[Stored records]

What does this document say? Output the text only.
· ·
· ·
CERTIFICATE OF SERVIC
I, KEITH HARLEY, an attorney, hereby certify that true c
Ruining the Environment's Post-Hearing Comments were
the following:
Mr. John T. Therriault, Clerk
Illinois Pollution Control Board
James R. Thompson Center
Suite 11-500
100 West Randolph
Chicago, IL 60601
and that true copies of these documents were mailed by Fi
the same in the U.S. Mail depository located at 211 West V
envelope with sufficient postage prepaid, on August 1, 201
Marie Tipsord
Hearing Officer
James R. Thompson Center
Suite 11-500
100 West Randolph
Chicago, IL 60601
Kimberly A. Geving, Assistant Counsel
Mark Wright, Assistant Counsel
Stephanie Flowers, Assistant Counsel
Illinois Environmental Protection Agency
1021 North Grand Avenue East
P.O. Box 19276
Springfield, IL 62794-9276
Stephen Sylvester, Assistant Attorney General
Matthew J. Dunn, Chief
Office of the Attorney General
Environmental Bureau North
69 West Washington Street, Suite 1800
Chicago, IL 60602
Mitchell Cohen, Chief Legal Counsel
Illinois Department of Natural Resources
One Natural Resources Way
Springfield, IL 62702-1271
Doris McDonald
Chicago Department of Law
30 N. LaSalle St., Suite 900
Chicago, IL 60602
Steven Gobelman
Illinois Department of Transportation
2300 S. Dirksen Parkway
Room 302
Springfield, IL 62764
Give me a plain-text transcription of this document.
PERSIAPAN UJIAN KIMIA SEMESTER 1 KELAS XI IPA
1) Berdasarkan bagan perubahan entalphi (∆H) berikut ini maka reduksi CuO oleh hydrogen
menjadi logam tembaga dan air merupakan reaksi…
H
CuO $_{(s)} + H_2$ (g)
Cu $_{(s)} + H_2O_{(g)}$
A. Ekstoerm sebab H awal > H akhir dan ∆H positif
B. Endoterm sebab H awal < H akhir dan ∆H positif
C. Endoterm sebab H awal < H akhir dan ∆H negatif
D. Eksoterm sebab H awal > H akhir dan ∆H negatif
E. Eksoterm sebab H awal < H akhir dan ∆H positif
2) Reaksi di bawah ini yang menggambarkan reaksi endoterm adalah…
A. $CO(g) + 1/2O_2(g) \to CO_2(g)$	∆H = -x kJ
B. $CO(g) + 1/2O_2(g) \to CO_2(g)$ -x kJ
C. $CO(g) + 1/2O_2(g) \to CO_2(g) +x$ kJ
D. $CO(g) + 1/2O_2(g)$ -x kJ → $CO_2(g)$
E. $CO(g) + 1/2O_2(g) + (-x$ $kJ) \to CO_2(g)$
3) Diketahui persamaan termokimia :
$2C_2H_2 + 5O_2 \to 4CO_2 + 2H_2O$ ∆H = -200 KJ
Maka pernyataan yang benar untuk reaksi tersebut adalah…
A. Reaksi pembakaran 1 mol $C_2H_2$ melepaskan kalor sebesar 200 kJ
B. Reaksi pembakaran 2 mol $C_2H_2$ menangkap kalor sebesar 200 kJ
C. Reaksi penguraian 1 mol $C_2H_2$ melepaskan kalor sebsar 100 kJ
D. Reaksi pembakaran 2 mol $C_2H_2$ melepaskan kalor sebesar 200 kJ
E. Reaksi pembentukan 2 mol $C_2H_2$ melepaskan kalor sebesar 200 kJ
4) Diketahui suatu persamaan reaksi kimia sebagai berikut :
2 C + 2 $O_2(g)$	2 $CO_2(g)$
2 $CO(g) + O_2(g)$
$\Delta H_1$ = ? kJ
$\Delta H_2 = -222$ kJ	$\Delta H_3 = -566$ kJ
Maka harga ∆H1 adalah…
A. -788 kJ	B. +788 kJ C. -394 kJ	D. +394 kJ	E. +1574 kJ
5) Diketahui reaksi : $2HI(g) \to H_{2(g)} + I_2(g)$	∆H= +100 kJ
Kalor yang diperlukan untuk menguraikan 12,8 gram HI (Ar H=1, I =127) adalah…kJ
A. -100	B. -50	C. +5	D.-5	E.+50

■ WHAT THE TASK REQUIRES: Look through the records and gather each line with the word "this".

■ THE OUTPUT:
What does this document say? Output the text only.
Give me a plain-text transcription of this document.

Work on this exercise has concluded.